Which lines have the string "title"? Copy all of them from the entries below.
□ □ □ □
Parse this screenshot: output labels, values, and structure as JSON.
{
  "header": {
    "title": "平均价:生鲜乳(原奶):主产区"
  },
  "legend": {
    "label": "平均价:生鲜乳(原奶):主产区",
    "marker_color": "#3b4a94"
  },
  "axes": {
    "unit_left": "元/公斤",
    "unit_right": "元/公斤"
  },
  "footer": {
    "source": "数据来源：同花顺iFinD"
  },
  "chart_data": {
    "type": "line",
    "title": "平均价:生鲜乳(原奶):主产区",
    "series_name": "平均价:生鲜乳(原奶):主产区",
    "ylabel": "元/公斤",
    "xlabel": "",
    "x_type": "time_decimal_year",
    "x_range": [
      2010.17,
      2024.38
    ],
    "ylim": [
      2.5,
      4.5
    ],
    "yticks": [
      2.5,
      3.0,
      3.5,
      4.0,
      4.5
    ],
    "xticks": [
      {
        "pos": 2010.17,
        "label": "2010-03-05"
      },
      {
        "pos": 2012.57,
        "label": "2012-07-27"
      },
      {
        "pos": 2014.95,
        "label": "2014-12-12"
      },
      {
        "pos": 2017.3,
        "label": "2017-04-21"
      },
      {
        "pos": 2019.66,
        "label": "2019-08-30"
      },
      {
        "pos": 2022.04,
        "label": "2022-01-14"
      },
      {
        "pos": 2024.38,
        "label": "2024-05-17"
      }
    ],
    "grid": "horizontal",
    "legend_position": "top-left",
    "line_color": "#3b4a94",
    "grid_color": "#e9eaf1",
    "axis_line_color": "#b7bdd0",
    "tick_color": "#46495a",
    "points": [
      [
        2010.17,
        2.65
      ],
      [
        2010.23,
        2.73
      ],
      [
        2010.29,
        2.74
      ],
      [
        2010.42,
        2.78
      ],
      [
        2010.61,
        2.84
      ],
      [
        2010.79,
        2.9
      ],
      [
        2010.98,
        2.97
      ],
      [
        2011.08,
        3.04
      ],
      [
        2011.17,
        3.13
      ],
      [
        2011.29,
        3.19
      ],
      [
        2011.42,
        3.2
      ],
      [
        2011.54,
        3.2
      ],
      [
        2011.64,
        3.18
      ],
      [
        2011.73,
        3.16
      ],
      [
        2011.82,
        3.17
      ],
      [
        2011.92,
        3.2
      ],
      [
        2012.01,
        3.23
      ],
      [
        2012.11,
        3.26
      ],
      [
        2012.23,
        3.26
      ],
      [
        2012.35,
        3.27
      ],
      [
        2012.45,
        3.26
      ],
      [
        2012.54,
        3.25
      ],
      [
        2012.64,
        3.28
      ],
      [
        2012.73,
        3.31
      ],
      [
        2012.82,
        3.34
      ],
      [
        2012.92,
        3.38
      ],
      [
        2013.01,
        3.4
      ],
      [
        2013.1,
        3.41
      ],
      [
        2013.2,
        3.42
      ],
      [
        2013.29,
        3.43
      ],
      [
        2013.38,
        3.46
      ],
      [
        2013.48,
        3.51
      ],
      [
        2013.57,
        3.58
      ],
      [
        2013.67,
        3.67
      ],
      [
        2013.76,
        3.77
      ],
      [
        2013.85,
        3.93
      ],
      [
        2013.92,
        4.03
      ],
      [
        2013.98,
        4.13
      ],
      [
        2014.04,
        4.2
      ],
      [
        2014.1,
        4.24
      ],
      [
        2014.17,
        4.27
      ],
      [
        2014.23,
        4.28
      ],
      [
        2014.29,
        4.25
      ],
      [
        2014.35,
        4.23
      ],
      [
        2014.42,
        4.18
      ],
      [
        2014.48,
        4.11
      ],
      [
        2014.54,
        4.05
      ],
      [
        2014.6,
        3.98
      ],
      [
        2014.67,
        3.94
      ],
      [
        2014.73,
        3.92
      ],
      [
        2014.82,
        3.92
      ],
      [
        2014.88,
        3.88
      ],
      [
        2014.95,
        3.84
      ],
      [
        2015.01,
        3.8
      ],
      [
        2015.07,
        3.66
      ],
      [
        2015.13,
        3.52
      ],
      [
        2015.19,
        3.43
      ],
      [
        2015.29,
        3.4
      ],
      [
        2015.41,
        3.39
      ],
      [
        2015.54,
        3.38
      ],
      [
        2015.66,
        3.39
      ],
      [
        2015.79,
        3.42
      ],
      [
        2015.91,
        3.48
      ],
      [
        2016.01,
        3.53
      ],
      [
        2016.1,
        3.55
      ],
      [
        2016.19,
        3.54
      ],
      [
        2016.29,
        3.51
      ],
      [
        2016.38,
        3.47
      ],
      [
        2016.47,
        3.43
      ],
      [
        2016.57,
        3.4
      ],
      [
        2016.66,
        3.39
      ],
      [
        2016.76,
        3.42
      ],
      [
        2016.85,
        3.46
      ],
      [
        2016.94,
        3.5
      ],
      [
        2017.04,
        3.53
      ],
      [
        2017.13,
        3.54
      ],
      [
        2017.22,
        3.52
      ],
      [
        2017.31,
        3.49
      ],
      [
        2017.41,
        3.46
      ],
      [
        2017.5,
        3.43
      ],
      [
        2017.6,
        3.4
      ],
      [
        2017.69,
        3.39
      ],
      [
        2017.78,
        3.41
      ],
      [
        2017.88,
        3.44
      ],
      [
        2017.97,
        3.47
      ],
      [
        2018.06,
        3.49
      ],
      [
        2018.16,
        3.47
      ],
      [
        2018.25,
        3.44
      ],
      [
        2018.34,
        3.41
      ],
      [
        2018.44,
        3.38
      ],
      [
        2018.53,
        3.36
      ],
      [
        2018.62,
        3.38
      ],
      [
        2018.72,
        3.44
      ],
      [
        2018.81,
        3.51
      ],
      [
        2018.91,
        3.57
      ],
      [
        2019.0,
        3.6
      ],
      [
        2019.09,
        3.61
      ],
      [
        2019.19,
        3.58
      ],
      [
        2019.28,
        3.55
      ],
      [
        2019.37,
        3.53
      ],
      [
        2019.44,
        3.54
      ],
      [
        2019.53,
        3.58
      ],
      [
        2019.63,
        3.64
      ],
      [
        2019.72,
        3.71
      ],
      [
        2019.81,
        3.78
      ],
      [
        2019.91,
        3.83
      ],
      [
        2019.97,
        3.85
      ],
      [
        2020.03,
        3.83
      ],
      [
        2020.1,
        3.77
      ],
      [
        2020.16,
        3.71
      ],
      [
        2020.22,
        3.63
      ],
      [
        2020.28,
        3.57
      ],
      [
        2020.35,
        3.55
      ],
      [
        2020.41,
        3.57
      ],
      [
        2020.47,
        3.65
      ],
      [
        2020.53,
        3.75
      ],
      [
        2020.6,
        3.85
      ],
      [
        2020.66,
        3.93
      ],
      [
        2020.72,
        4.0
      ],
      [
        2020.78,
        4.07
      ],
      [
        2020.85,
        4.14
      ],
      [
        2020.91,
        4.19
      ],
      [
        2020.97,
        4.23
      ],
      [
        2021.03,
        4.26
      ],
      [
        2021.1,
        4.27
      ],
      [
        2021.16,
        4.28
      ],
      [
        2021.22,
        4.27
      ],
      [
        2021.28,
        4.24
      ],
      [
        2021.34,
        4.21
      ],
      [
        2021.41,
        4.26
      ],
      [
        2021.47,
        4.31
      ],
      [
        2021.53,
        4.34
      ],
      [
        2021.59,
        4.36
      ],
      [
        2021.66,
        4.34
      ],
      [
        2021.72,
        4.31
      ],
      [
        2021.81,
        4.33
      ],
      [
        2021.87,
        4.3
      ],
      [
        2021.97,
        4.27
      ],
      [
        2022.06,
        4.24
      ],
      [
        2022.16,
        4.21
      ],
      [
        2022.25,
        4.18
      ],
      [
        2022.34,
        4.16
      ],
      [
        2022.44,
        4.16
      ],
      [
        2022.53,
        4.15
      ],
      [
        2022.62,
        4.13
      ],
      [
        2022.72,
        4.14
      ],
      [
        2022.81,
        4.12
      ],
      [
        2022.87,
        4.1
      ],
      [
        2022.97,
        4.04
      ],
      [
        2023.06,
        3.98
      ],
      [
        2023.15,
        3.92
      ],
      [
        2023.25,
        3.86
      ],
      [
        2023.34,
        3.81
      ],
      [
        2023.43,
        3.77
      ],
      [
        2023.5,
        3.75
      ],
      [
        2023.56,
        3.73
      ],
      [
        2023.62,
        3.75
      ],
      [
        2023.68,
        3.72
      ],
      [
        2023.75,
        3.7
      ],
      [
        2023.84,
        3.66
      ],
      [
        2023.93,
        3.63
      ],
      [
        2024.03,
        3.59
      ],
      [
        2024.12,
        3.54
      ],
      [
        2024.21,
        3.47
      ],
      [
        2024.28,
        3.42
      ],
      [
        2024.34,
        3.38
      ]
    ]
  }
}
□ □ □ □
PROBLEM SOLUTION:
    "title": "平均价:生鲜乳(原奶):主产区"
    "title": "平均价:生鲜乳(原奶):主产区",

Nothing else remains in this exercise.